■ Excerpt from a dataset
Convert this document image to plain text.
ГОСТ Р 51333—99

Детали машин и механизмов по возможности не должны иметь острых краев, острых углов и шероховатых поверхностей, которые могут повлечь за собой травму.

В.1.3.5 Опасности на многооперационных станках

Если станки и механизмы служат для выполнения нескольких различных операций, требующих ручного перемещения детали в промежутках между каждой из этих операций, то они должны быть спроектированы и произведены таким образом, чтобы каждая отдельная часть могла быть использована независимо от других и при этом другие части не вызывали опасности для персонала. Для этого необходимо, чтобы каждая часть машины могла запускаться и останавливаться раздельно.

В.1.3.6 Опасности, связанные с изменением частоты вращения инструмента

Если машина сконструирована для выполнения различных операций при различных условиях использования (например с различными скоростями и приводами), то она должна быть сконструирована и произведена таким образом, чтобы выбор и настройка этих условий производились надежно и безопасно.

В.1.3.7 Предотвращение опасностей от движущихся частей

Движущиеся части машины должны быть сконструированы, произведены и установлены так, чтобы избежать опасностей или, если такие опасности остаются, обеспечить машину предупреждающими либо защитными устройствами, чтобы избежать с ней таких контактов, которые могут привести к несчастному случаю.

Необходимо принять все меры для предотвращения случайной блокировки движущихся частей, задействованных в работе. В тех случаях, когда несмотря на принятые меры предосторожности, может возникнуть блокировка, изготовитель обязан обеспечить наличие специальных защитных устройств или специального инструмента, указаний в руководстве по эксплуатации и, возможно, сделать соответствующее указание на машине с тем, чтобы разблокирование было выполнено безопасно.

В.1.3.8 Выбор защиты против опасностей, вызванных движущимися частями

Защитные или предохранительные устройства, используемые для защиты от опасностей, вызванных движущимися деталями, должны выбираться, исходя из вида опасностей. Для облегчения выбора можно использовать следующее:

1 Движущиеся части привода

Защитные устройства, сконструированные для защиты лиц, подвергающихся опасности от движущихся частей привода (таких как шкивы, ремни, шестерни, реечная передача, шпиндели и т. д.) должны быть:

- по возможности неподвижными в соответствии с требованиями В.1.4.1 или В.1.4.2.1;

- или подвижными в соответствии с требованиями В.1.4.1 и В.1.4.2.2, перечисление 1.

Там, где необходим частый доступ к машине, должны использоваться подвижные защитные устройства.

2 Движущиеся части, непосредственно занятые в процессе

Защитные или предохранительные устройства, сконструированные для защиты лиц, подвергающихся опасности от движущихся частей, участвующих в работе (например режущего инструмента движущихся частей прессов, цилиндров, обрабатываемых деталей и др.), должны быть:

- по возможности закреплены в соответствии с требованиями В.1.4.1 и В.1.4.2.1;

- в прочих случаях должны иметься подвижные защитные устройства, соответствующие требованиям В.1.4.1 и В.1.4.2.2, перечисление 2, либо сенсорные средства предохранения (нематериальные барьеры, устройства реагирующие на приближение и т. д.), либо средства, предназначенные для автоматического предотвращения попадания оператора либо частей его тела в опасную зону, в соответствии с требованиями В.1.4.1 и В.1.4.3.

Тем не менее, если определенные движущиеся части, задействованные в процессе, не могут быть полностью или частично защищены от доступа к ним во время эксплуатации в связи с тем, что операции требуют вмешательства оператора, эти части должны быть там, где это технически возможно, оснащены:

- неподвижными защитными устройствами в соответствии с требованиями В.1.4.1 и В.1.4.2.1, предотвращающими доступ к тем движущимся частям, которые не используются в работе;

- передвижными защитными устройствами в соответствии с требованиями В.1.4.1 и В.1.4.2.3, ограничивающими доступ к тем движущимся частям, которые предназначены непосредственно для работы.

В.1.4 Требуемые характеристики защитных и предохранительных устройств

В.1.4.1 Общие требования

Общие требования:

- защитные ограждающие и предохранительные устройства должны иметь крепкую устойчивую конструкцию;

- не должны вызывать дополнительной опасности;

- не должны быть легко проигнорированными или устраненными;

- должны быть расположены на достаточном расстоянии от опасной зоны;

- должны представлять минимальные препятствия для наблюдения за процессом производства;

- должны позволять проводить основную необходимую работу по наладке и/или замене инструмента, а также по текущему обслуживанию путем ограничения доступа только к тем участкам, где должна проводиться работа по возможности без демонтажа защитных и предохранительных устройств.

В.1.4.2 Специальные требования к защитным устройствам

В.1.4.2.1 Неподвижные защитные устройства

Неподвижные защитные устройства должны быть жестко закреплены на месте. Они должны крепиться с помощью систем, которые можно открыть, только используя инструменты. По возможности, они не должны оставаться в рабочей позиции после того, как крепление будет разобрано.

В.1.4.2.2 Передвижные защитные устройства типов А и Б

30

■ GOAL OF THE EXERCISE
Where a line contains the string "предотвращения", extract that line.

■ RESPONSE TO THIS EXERCISE
Необходимо принять все меры для предотвращения случайной блокировки движущихся частей, задействованных в работе. В тех случаях, когда несмотря на принятые меры предосторожности, может возникнуть блокировка, изготовитель обязан обеспечить наличие специальных защитных устройств или специального инструмента, указаний в руководстве по эксплуатации и, возможно, сделать соответствующее указание на машине с тем, чтобы разблокирование было выполнено безопасно.
- в прочих случаях должны иметься подвижные защитные устройства, соответствующие требованиям В.1.4.1 и В.1.4.2.2, перечисление 2, либо сенсорные средства предохранения (нематериальные барьеры, устройства реагирующие на приближение и т. д.), либо средства, предназначенные для автоматического предотвращения попадания оператора либо частей его тела в опасную зону, в соответствии с требованиями В.1.4.1 и В.1.4.3.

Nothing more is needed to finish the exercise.